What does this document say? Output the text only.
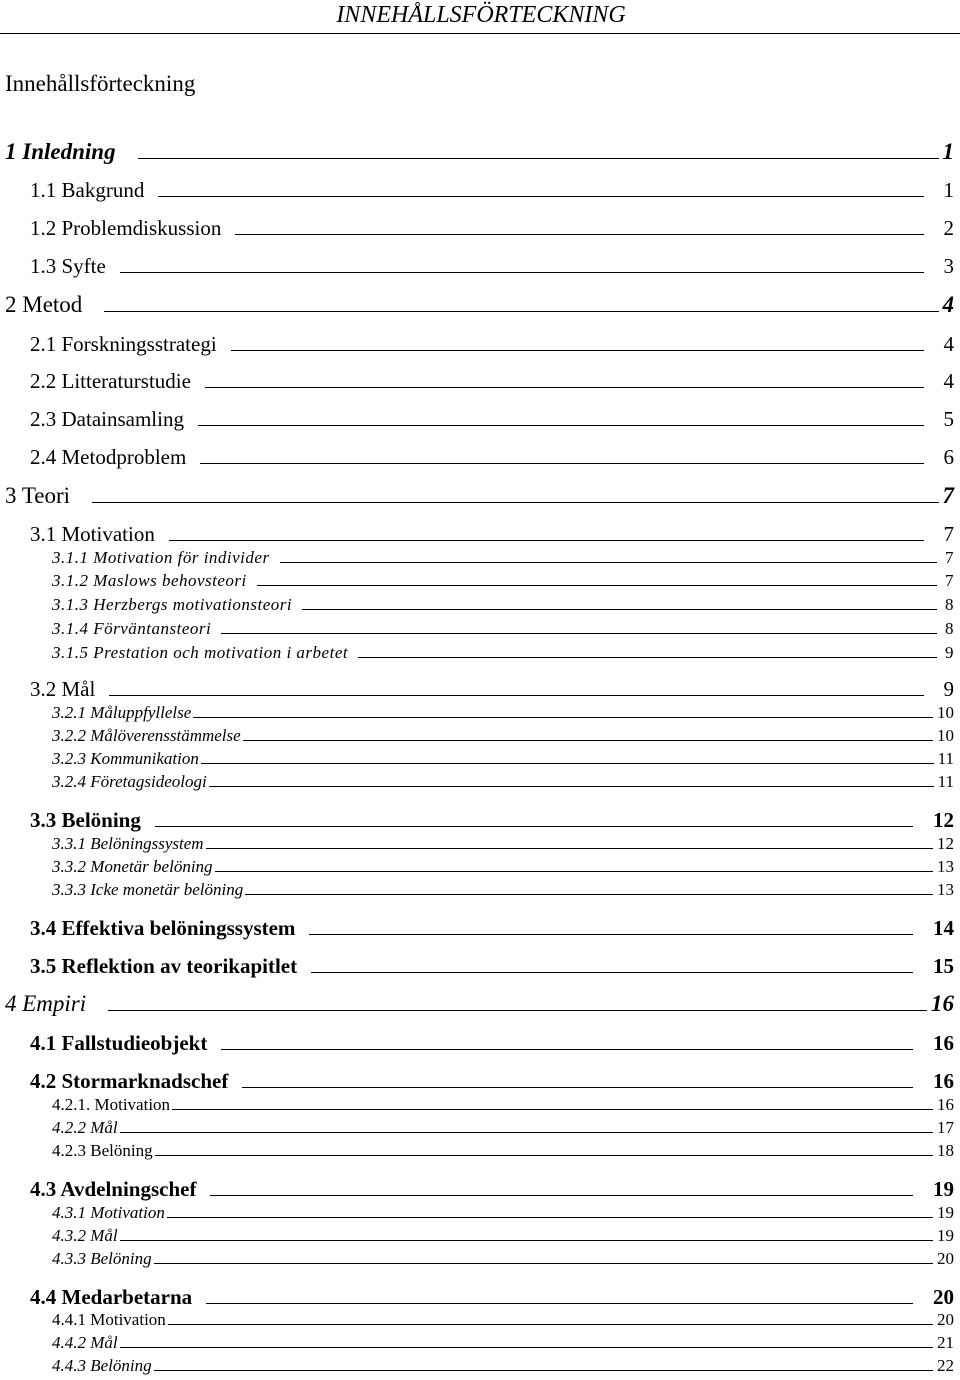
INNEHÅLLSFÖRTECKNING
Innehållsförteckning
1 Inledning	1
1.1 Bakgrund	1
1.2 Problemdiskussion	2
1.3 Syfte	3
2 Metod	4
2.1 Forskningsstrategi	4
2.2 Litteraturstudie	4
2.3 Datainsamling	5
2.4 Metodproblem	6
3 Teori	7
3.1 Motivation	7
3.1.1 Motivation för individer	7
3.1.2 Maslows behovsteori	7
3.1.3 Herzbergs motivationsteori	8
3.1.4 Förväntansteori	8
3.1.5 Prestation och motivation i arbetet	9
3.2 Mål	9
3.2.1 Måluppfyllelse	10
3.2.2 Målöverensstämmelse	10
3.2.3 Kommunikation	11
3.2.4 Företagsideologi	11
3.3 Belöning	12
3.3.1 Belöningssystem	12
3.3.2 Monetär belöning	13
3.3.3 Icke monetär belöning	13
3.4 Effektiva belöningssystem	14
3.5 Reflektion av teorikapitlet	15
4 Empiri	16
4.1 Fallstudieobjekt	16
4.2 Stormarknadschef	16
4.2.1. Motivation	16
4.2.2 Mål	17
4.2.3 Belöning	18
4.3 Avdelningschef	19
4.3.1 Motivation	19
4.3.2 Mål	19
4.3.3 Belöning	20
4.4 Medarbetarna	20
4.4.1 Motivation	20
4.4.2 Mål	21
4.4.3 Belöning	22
--------------------
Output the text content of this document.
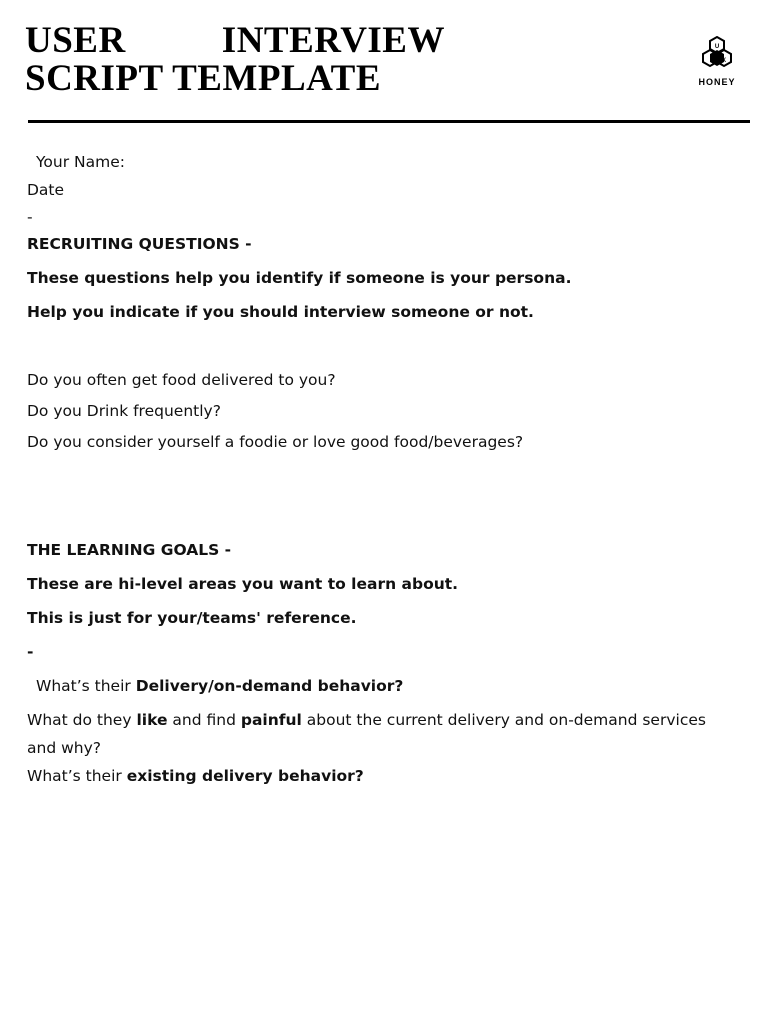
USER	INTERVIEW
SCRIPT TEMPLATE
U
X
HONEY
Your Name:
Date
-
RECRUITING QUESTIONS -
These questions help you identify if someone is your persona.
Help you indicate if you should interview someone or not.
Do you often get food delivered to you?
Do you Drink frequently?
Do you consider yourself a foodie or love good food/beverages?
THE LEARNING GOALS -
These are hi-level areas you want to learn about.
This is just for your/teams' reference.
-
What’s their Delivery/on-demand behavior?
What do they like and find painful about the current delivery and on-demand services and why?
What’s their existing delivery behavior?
--------------------
### Set problem
Report every line in the data above in which the word "What" appears.

### Solution to the exercise
What does this document say? Output the text only.
What’s their Delivery/on-demand behavior?
What do they like and find painful about the current delivery and on-demand services and why?
What’s their existing delivery behavior?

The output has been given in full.